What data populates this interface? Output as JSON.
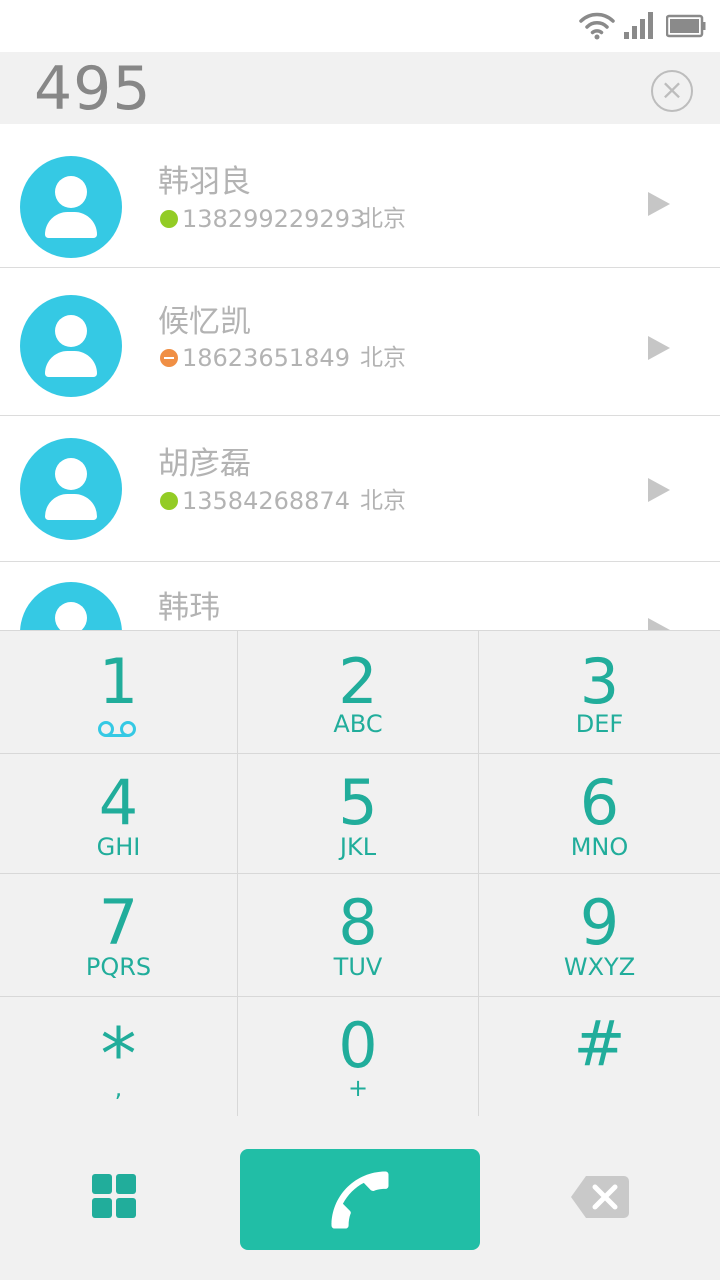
{
  "status_bar": {
    "icons": [
      "wifi-icon",
      "signal-icon",
      "battery-icon"
    ]
  },
  "dial_input": {
    "number": "495",
    "clear_icon": "close-circle-icon"
  },
  "contacts": [
    {
      "name": "韩羽良",
      "phone": "138299229293",
      "location": "北京",
      "status": "online",
      "status_color": "#93cc25"
    },
    {
      "name": "候忆凯",
      "phone": "18623651849",
      "location": "北京",
      "status": "busy",
      "status_color": "#f08f44"
    },
    {
      "name": "胡彦磊",
      "phone": "13584268874",
      "location": "北京",
      "status": "online",
      "status_color": "#93cc25"
    },
    {
      "name": "韩玮",
      "phone": "",
      "location": "",
      "status": "",
      "status_color": ""
    }
  ],
  "keypad": {
    "keys": [
      {
        "digit": "1",
        "letters": "",
        "icon": "voicemail-icon"
      },
      {
        "digit": "2",
        "letters": "ABC"
      },
      {
        "digit": "3",
        "letters": "DEF"
      },
      {
        "digit": "4",
        "letters": "GHI"
      },
      {
        "digit": "5",
        "letters": "JKL"
      },
      {
        "digit": "6",
        "letters": "MNO"
      },
      {
        "digit": "7",
        "letters": "PQRS"
      },
      {
        "digit": "8",
        "letters": "TUV"
      },
      {
        "digit": "9",
        "letters": "WXYZ"
      },
      {
        "digit": "*",
        "letters": ","
      },
      {
        "digit": "0",
        "letters": "+"
      },
      {
        "digit": "#",
        "letters": ""
      }
    ]
  },
  "actions": {
    "left_icon": "grid-icon",
    "call_icon": "phone-icon",
    "right_icon": "backspace-icon"
  },
  "colors": {
    "accent": "#21ad9b",
    "call_button": "#21bea6",
    "avatar": "#35c9e4",
    "text_muted": "#b3b3b3"
  }
}
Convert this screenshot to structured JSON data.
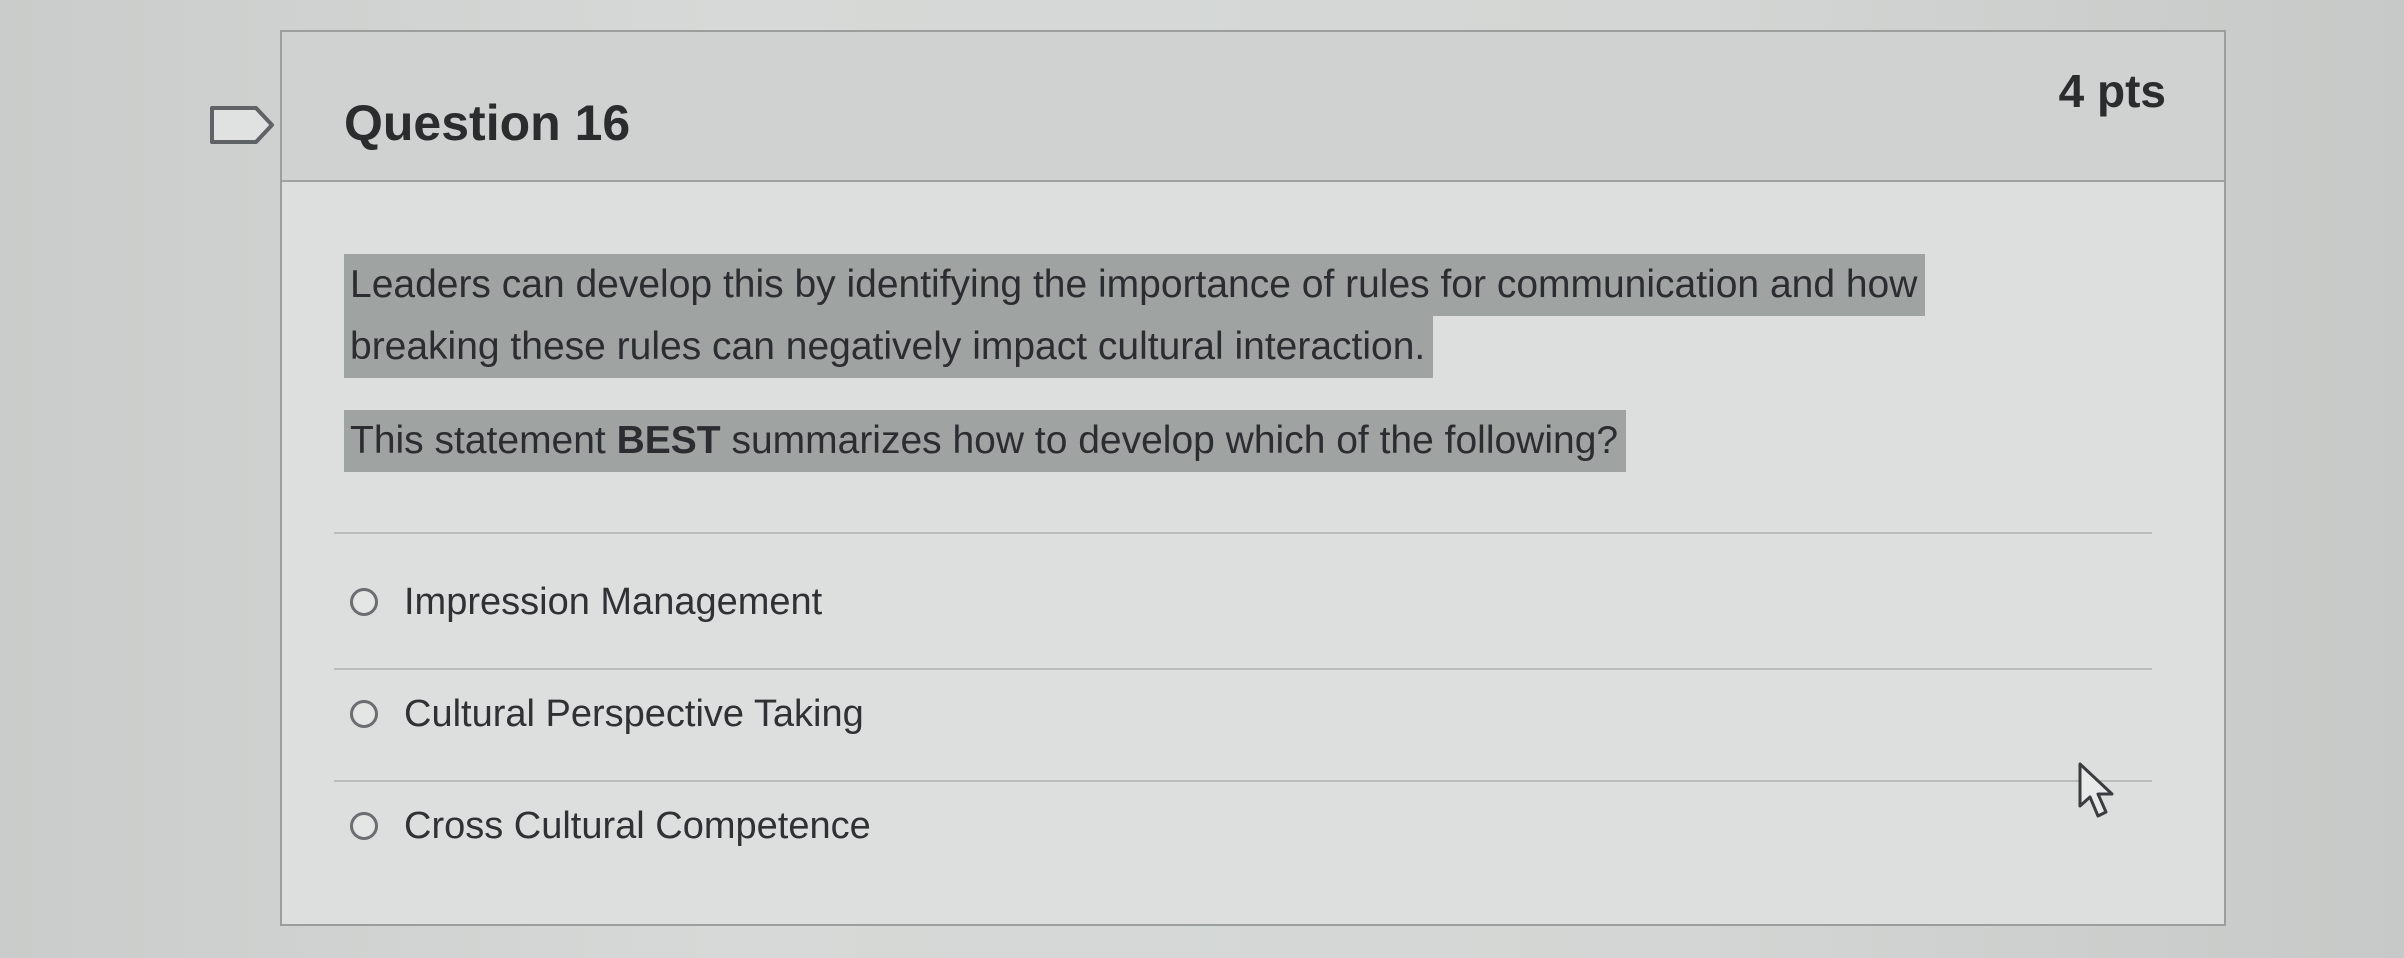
{
  "question": {
    "title": "Question 16",
    "points": "4 pts",
    "statement": {
      "line1": "Leaders can develop this by identifying the importance of rules for communication and how",
      "line2": "breaking these rules can negatively impact cultural interaction."
    },
    "prompt": {
      "before": "This statement ",
      "emphasis": "BEST",
      "after": " summarizes how to develop which of the following?"
    },
    "answers": [
      {
        "label": "Impression Management",
        "selected": false
      },
      {
        "label": "Cultural Perspective Taking",
        "selected": false
      },
      {
        "label": "Cross Cultural Competence",
        "selected": false
      }
    ]
  },
  "icons": {
    "flag": "flag-outline-icon",
    "cursor": "mouse-pointer-icon"
  },
  "colors": {
    "highlight": "#9fa3a1",
    "text": "#2b2c2e",
    "radio_border": "#6a6e70"
  }
}
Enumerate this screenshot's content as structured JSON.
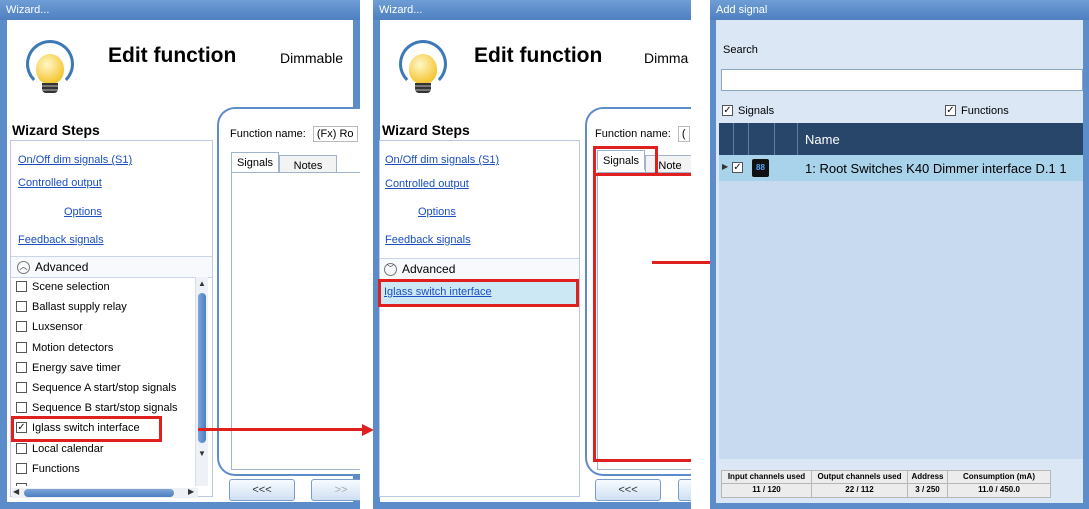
{
  "panel1": {
    "title": "Wizard...",
    "heading": "Edit function",
    "subheading": "Dimmable",
    "wizard_steps_title": "Wizard Steps",
    "steps": [
      "On/Off dim signals (S1)",
      "Controlled output",
      "Options",
      "Feedback signals"
    ],
    "advanced_label": "Advanced",
    "checkboxes": [
      {
        "label": "Scene selection",
        "checked": false
      },
      {
        "label": "Ballast supply relay",
        "checked": false
      },
      {
        "label": "Luxsensor",
        "checked": false
      },
      {
        "label": "Motion detectors",
        "checked": false
      },
      {
        "label": "Energy save timer",
        "checked": false
      },
      {
        "label": "Sequence A start/stop signals",
        "checked": false
      },
      {
        "label": "Sequence B start/stop signals",
        "checked": false
      },
      {
        "label": "Iglass switch interface",
        "checked": true
      },
      {
        "label": "Local calendar",
        "checked": false
      },
      {
        "label": "Functions",
        "checked": false
      }
    ],
    "function_name_label": "Function name:",
    "function_name_value": "(Fx) Ro",
    "tabs": [
      "Signals",
      "Notes"
    ],
    "back_button": "<<<",
    "next_button": ">>"
  },
  "panel2": {
    "title": "Wizard...",
    "heading": "Edit function",
    "subheading": "Dimma",
    "wizard_steps_title": "Wizard Steps",
    "steps": [
      "On/Off dim signals (S1)",
      "Controlled output",
      "Options",
      "Feedback signals"
    ],
    "advanced_label": "Advanced",
    "advanced_item": "Iglass switch interface",
    "function_name_label": "Function name:",
    "function_name_value": "(",
    "tabs": [
      "Signals",
      "Note"
    ],
    "back_button": "<<<"
  },
  "panel3": {
    "title": "Add signal",
    "search_label": "Search",
    "search_value": "",
    "filter_signals": "Signals",
    "filter_functions": "Functions",
    "column_name": "Name",
    "row_text": "1: Root Switches K40 Dimmer interface D.1 1",
    "row_badge": "88",
    "status": {
      "headers": [
        "Input channels used",
        "Output channels used",
        "Address",
        "Consumption (mA)"
      ],
      "values": [
        "11 / 120",
        "22 / 112",
        "3 / 250",
        "11.0 / 450.0"
      ]
    }
  },
  "colors": {
    "accent": "#5d8ccb",
    "highlight": "#e01f1f",
    "grid_header": "#27466a",
    "selected_row": "#a9d3ea"
  }
}
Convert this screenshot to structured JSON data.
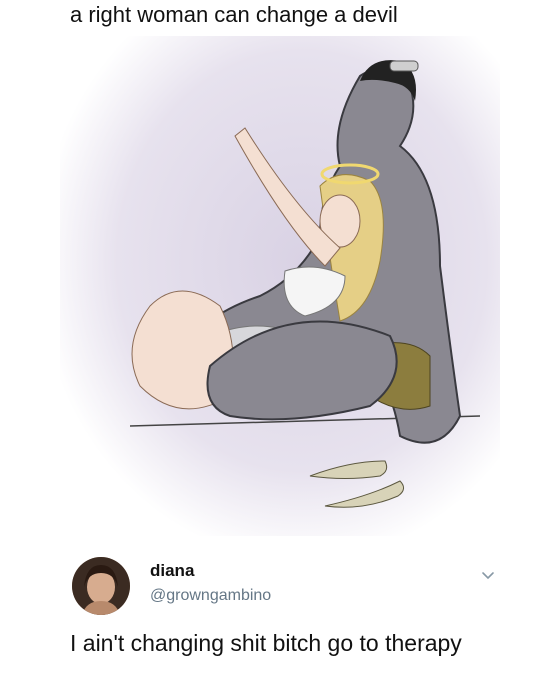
{
  "caption": "a right woman can change a devil",
  "tweet": {
    "author_name": "diana",
    "author_handle": "@growngambino",
    "text": "I ain't changing shit bitch go to therapy"
  },
  "icons": {
    "avatar": "profile-photo",
    "menu": "chevron-down-icon"
  },
  "colors": {
    "handle": "#657786",
    "backdrop": "#cfc6dc",
    "devil_skin": "#8a8891"
  }
}
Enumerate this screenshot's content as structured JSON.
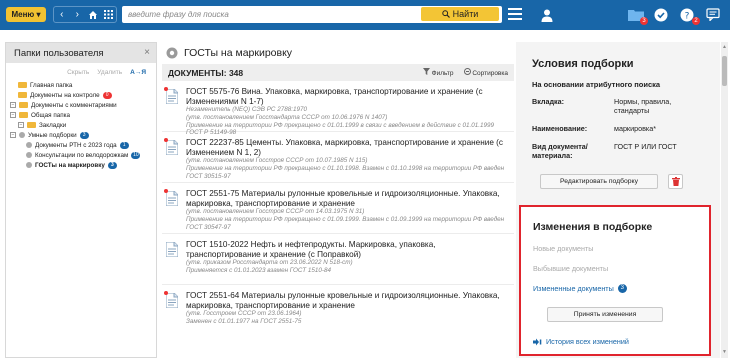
● ● ●
◆ Requirement ◆
Collect the lines of the data that carry the word "avatar".

◆ Finished answer ◆
    "avatar": "#35c9e4",
    "avatar": "profile-photo",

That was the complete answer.